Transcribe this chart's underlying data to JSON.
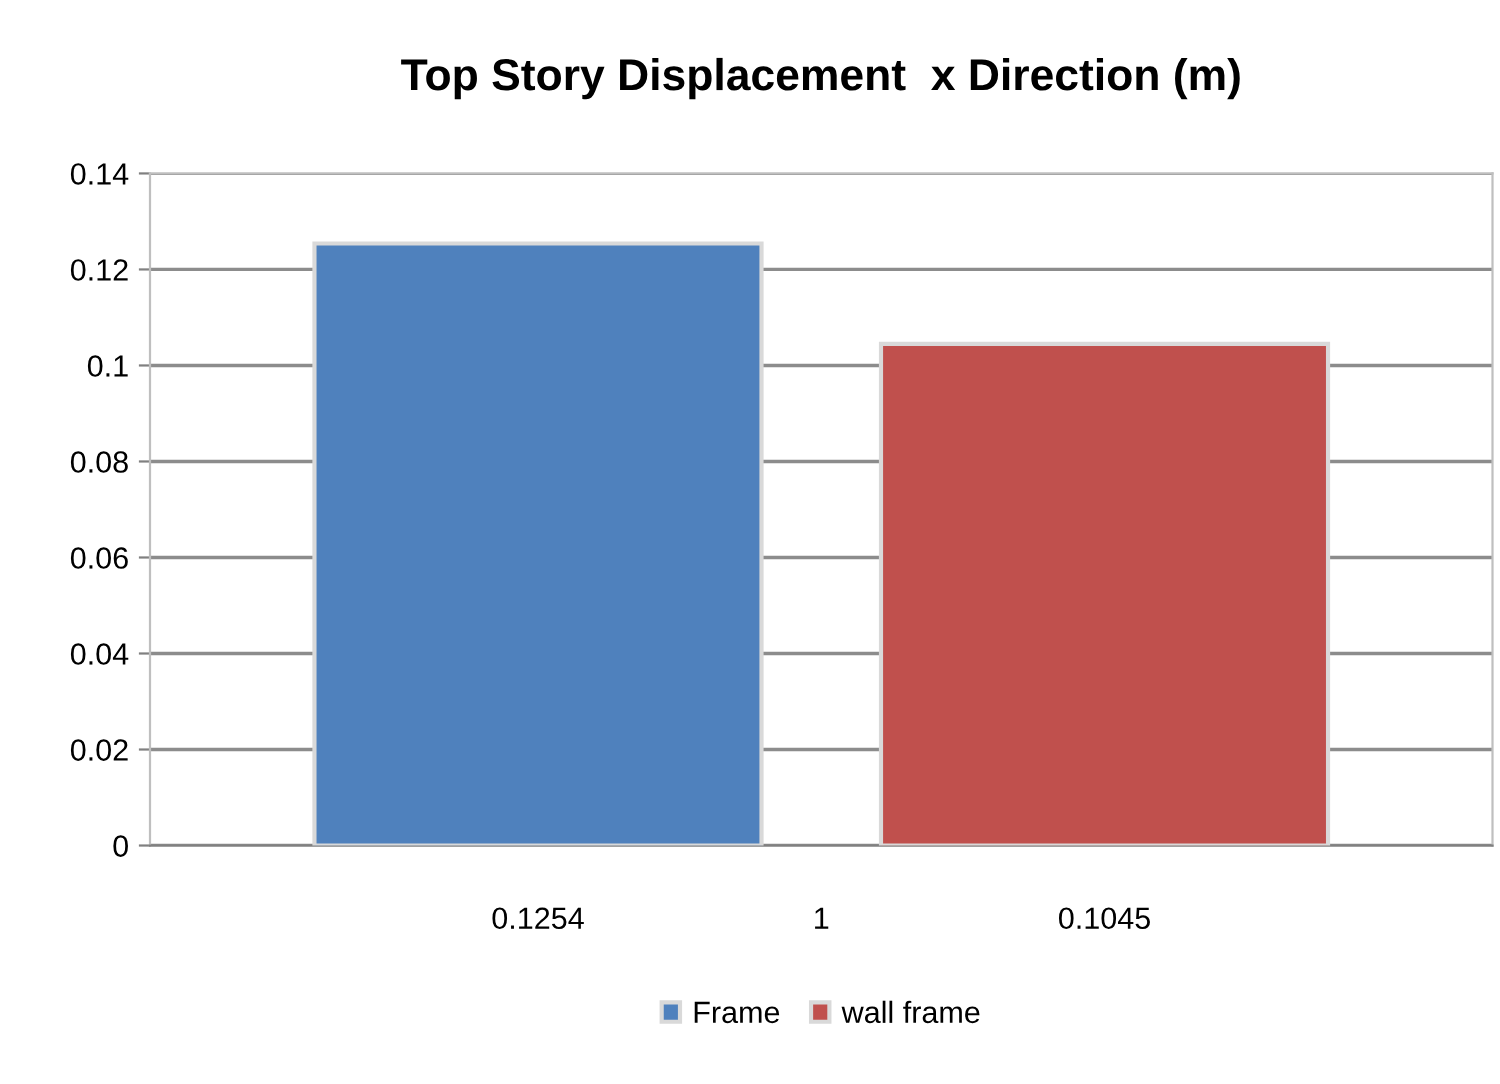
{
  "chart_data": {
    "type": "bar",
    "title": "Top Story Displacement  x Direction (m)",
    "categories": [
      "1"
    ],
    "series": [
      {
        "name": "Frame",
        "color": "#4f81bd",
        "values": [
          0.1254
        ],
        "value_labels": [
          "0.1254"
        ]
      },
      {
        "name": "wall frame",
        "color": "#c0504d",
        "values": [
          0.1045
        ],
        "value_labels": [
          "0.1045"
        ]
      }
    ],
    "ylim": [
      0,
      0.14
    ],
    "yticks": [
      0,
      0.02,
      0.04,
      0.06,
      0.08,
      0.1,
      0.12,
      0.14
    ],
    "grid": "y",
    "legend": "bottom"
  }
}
★ ★ ★
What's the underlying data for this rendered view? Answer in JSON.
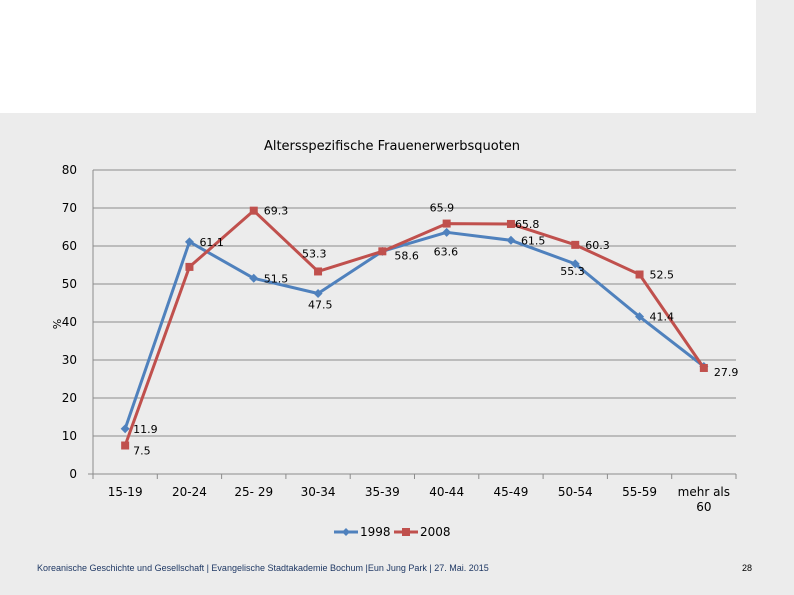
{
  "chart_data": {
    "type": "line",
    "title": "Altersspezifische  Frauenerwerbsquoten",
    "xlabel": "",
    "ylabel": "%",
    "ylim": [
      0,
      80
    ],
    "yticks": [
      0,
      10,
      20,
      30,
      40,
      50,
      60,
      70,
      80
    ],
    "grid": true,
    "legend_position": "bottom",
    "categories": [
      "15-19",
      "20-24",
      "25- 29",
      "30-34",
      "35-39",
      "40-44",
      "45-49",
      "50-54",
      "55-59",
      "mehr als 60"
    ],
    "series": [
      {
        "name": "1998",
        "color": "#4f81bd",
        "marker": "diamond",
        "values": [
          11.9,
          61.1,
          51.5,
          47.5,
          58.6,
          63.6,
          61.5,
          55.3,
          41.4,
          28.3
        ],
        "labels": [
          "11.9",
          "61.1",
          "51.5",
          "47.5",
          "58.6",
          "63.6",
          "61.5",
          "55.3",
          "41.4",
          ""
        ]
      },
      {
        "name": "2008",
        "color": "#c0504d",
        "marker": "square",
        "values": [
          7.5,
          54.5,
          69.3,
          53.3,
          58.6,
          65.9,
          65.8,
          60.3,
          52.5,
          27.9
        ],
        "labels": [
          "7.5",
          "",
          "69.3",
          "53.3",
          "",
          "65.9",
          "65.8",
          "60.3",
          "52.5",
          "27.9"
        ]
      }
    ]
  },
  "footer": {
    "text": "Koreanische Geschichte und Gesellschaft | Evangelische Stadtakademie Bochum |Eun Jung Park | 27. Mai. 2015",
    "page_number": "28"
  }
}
★ ★ ★
Description of the task
Read the data above and pull out each line that holds the string "name".

Answer to this problem
        "name": "Frame",
        "name": "wall frame",
        "name": "1998",
        "name": "2008",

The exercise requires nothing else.